-- start of Stored records --

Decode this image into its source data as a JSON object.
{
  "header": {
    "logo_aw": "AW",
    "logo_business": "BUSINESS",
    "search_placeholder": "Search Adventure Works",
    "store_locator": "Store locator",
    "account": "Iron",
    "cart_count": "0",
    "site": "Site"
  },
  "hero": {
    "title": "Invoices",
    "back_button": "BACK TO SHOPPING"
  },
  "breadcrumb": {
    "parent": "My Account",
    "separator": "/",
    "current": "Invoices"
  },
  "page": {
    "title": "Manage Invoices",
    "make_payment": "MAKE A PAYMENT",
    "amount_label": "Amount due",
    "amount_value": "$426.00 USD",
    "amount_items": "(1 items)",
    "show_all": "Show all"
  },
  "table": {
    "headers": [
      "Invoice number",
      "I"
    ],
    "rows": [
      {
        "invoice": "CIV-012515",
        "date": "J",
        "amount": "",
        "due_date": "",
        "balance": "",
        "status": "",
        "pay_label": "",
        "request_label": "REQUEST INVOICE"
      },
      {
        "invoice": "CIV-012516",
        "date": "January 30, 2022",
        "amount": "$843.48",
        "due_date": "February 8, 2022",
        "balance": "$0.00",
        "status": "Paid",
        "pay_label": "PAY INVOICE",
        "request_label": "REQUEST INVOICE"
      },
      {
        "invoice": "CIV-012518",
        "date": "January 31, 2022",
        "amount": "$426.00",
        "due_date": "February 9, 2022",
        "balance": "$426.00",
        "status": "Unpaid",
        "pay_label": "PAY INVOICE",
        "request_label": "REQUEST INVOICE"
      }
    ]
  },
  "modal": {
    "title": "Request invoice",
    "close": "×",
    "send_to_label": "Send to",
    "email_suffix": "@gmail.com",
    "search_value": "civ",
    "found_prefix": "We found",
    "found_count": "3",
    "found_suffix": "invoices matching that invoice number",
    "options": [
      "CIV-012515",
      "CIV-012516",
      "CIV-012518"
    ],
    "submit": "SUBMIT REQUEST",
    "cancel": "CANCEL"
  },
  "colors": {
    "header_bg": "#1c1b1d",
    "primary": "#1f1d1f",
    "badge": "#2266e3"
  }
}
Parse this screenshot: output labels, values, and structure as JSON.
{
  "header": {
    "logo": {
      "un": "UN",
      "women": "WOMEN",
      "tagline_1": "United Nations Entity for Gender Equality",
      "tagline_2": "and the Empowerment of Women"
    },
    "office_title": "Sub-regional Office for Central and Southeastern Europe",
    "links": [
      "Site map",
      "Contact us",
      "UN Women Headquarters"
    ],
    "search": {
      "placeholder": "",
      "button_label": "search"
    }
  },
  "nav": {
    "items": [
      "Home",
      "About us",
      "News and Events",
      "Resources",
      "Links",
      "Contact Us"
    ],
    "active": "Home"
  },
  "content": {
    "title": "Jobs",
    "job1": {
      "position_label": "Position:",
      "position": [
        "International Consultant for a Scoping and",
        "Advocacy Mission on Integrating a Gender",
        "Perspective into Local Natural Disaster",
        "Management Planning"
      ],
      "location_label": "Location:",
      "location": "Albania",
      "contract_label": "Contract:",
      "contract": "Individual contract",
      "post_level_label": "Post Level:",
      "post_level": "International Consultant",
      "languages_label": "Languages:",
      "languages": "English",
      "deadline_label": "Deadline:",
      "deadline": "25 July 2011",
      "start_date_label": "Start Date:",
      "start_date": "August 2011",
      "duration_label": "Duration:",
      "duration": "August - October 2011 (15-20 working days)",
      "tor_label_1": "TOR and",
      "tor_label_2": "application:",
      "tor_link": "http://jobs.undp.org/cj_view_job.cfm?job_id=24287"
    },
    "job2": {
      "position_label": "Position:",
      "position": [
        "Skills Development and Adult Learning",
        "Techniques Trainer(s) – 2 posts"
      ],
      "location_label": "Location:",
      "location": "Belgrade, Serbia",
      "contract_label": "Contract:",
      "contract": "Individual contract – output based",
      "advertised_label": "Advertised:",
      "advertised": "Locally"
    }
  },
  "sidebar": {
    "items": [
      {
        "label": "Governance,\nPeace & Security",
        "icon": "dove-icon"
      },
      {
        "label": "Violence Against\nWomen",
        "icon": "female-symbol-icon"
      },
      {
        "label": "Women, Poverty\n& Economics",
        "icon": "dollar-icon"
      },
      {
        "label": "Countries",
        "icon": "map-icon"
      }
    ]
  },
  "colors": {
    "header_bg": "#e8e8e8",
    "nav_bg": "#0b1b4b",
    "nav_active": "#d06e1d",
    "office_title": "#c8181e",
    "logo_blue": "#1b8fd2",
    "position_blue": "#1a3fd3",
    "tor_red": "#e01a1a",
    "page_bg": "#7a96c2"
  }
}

-- end of Stored records --

Go through the records above and set each one down exactly, please.

> **Solution**:
Decode this image into its source data as a JSON object.
{
  "header": {
    "logo_aw": "AW",
    "logo_business": "BUSINESS",
    "search_placeholder": "Search Adventure Works",
    "store_locator": "Store locator",
    "account": "Iron",
    "cart_count": "0",
    "site": "Site"
  },
  "hero": {
    "title": "Invoices",
    "back_button": "BACK TO SHOPPING"
  },
  "breadcrumb": {
    "parent": "My Account",
    "separator": "/",
    "current": "Invoices"
  },
  "page": {
    "title": "Manage Invoices",
    "make_payment": "MAKE A PAYMENT",
    "amount_label": "Amount due",
    "amount_value": "$426.00 USD",
    "amount_items": "(1 items)",
    "show_all": "Show all"
  },
  "table": {
    "headers": [
      "Invoice number",
      "I"
    ],
    "rows": [
      {
        "invoice": "CIV-012515",
        "date": "J",
        "amount": "",
        "due_date": "",
        "balance": "",
        "status": "",
        "pay_label": "",
        "request_label": "REQUEST INVOICE"
      },
      {
        "invoice": "CIV-012516",
        "date": "January 30, 2022",
        "amount": "$843.48",
        "due_date": "February 8, 2022",
        "balance": "$0.00",
        "status": "Paid",
        "pay_label": "PAY INVOICE",
        "request_label": "REQUEST INVOICE"
      },
      {
        "invoice": "CIV-012518",
        "date": "January 31, 2022",
        "amount": "$426.00",
        "due_date": "February 9, 2022",
        "balance": "$426.00",
        "status": "Unpaid",
        "pay_label": "PAY INVOICE",
        "request_label": "REQUEST INVOICE"
      }
    ]
  },
  "modal": {
    "title": "Request invoice",
    "close": "×",
    "send_to_label": "Send to",
    "email_suffix": "@gmail.com",
    "search_value": "civ",
    "found_prefix": "We found",
    "found_count": "3",
    "found_suffix": "invoices matching that invoice number",
    "options": [
      "CIV-012515",
      "CIV-012516",
      "CIV-012518"
    ],
    "submit": "SUBMIT REQUEST",
    "cancel": "CANCEL"
  },
  "colors": {
    "header_bg": "#1c1b1d",
    "primary": "#1f1d1f",
    "badge": "#2266e3"
  }
}
Parse this screenshot: output labels, values, and structure as JSON.
{
  "header": {
    "logo": {
      "un": "UN",
      "women": "WOMEN",
      "tagline_1": "United Nations Entity for Gender Equality",
      "tagline_2": "and the Empowerment of Women"
    },
    "office_title": "Sub-regional Office for Central and Southeastern Europe",
    "links": [
      "Site map",
      "Contact us",
      "UN Women Headquarters"
    ],
    "search": {
      "placeholder": "",
      "button_label": "search"
    }
  },
  "nav": {
    "items": [
      "Home",
      "About us",
      "News and Events",
      "Resources",
      "Links",
      "Contact Us"
    ],
    "active": "Home"
  },
  "content": {
    "title": "Jobs",
    "job1": {
      "position_label": "Position:",
      "position": [
        "International Consultant for a Scoping and",
        "Advocacy Mission on Integrating a Gender",
        "Perspective into Local Natural Disaster",
        "Management Planning"
      ],
      "location_label": "Location:",
      "location": "Albania",
      "contract_label": "Contract:",
      "contract": "Individual contract",
      "post_level_label": "Post Level:",
      "post_level": "International Consultant",
      "languages_label": "Languages:",
      "languages": "English",
      "deadline_label": "Deadline:",
      "deadline": "25 July 2011",
      "start_date_label": "Start Date:",
      "start_date": "August 2011",
      "duration_label": "Duration:",
      "duration": "August - October 2011 (15-20 working days)",
      "tor_label_1": "TOR and",
      "tor_label_2": "application:",
      "tor_link": "http://jobs.undp.org/cj_view_job.cfm?job_id=24287"
    },
    "job2": {
      "position_label": "Position:",
      "position": [
        "Skills Development and Adult Learning",
        "Techniques Trainer(s) – 2 posts"
      ],
      "location_label": "Location:",
      "location": "Belgrade, Serbia",
      "contract_label": "Contract:",
      "contract": "Individual contract – output based",
      "advertised_label": "Advertised:",
      "advertised": "Locally"
    }
  },
  "sidebar": {
    "items": [
      {
        "label": "Governance,\nPeace & Security",
        "icon": "dove-icon"
      },
      {
        "label": "Violence Against\nWomen",
        "icon": "female-symbol-icon"
      },
      {
        "label": "Women, Poverty\n& Economics",
        "icon": "dollar-icon"
      },
      {
        "label": "Countries",
        "icon": "map-icon"
      }
    ]
  },
  "colors": {
    "header_bg": "#e8e8e8",
    "nav_bg": "#0b1b4b",
    "nav_active": "#d06e1d",
    "office_title": "#c8181e",
    "logo_blue": "#1b8fd2",
    "position_blue": "#1a3fd3",
    "tor_red": "#e01a1a",
    "page_bg": "#7a96c2"
  }
}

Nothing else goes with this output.